Which lines contain the word "заявках"? Return each of them as written.

^^^^

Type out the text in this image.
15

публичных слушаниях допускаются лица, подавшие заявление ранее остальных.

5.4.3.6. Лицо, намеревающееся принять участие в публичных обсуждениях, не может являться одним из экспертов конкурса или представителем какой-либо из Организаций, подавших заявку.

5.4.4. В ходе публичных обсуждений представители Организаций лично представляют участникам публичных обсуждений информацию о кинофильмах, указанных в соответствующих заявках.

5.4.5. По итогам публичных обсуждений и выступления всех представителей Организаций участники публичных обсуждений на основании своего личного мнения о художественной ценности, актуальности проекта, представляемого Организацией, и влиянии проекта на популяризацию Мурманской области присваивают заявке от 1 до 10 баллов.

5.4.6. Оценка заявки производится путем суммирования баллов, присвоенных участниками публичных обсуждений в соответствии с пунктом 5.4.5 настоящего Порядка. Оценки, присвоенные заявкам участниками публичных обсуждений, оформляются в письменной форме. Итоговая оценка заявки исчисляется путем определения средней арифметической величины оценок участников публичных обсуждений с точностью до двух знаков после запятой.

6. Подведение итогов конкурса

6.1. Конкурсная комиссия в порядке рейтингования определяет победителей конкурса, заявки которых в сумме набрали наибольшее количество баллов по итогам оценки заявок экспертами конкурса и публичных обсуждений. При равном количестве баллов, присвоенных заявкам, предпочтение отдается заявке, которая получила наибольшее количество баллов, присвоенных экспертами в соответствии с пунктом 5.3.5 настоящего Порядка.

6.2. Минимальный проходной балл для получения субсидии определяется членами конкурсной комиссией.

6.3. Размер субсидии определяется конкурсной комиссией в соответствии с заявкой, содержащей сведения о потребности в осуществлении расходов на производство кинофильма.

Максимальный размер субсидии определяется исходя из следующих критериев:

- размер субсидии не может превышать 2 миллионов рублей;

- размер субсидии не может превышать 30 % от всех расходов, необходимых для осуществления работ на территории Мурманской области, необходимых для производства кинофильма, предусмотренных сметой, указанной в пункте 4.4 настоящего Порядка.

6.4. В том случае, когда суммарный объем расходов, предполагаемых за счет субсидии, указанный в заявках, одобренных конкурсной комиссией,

^^^^

**FINAL RESULT**
5.4.4. В ходе публичных обсуждений представители Организаций лично представляют участникам публичных обсуждений информацию о кинофильмах, указанных в соответствующих заявках.
6.4. В том случае, когда суммарный объем расходов, предполагаемых за счет субсидии, указанный в заявках, одобренных конкурсной комиссией,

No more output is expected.